Instructions to follow
Find the lines containing the word "label" and copy every one of them.

===== Given data

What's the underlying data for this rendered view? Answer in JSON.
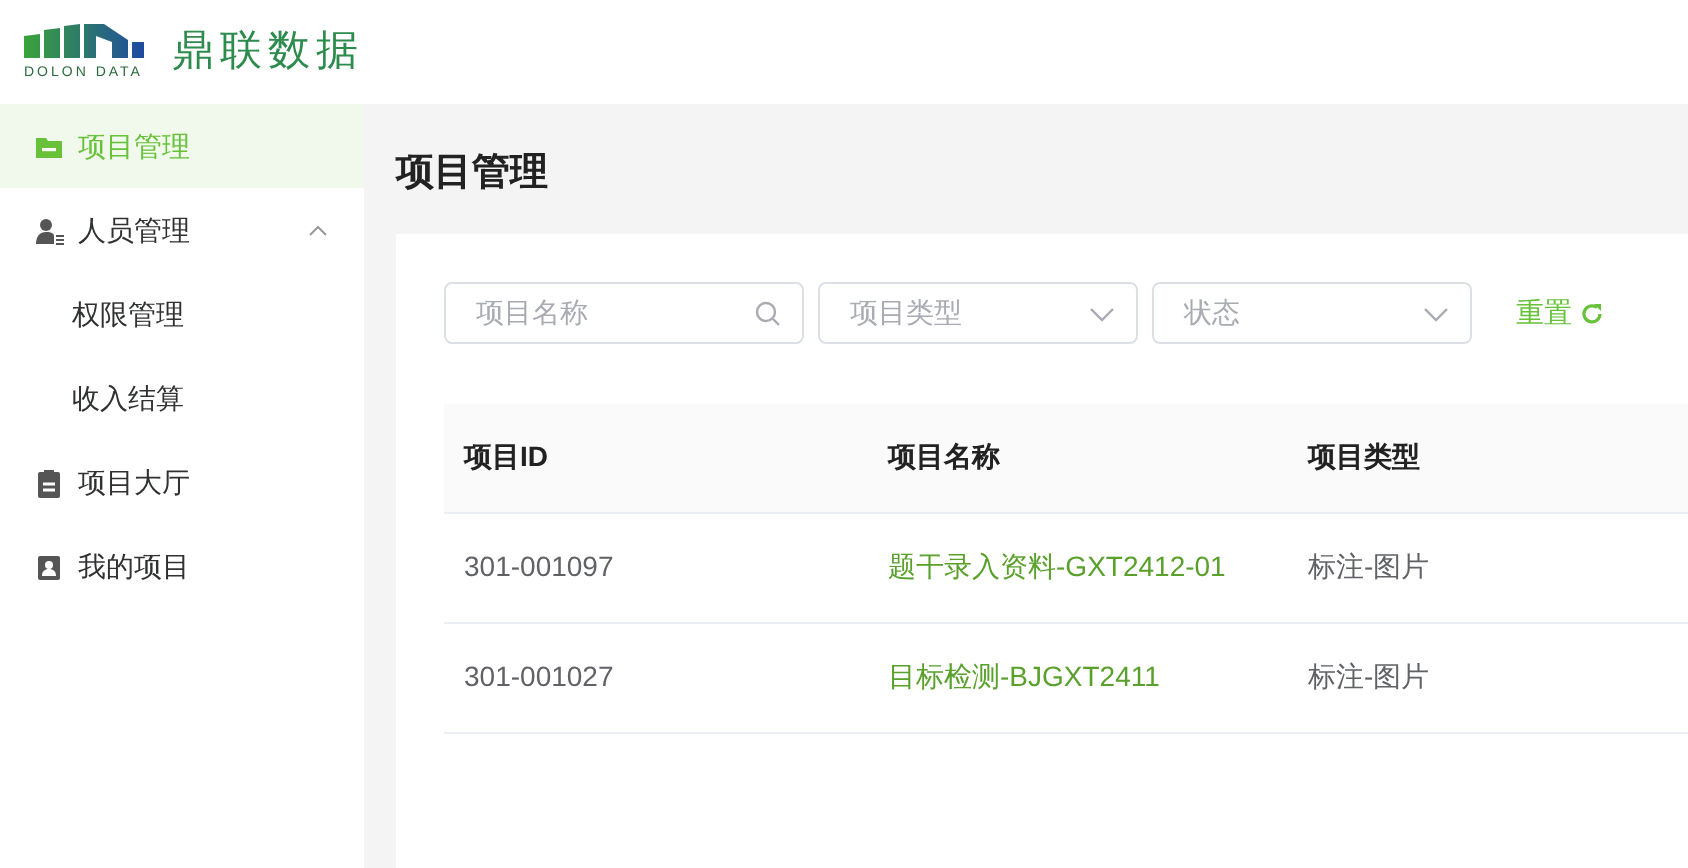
{
  "logo": {
    "name": "鼎联数据",
    "subtitle": "DOLON DATA"
  },
  "sidebar": {
    "items": [
      {
        "label": "项目管理",
        "kind": "folder",
        "selected": true
      },
      {
        "label": "人员管理",
        "kind": "person",
        "selected": false,
        "expanded": true,
        "children": [
          {
            "label": "权限管理",
            "selected": false
          },
          {
            "label": "收入结算",
            "selected": false
          }
        ]
      },
      {
        "label": "项目大厅",
        "kind": "clipboard",
        "selected": false
      },
      {
        "label": "我的项目",
        "kind": "badge",
        "selected": false
      }
    ]
  },
  "page_title": "项目管理",
  "filters": [
    {
      "kind": "search",
      "placeholder": "项目名称"
    },
    {
      "kind": "select",
      "placeholder": "项目类型"
    },
    {
      "kind": "select",
      "placeholder": "状态"
    }
  ],
  "reset_button": "重置",
  "table": {
    "columns": [
      {
        "label": "项目ID",
        "kind": "text"
      },
      {
        "label": "项目名称",
        "kind": "link"
      },
      {
        "label": "项目类型",
        "kind": "text"
      }
    ],
    "rows": [
      [
        "301-001097",
        "题干录入资料-GXT2412-01",
        "标注-图片"
      ],
      [
        "301-001027",
        "目标检测-BJGXT2411",
        "标注-图片"
      ]
    ]
  }
}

==========

Output below
        "label": "项目管理",
        "label": "人员管理",
            "label": "权限管理",
            "label": "收入结算",
        "label": "项目大厅",
        "label": "我的项目",
        "label": "项目ID",
        "label": "项目名称",
        "label": "项目类型",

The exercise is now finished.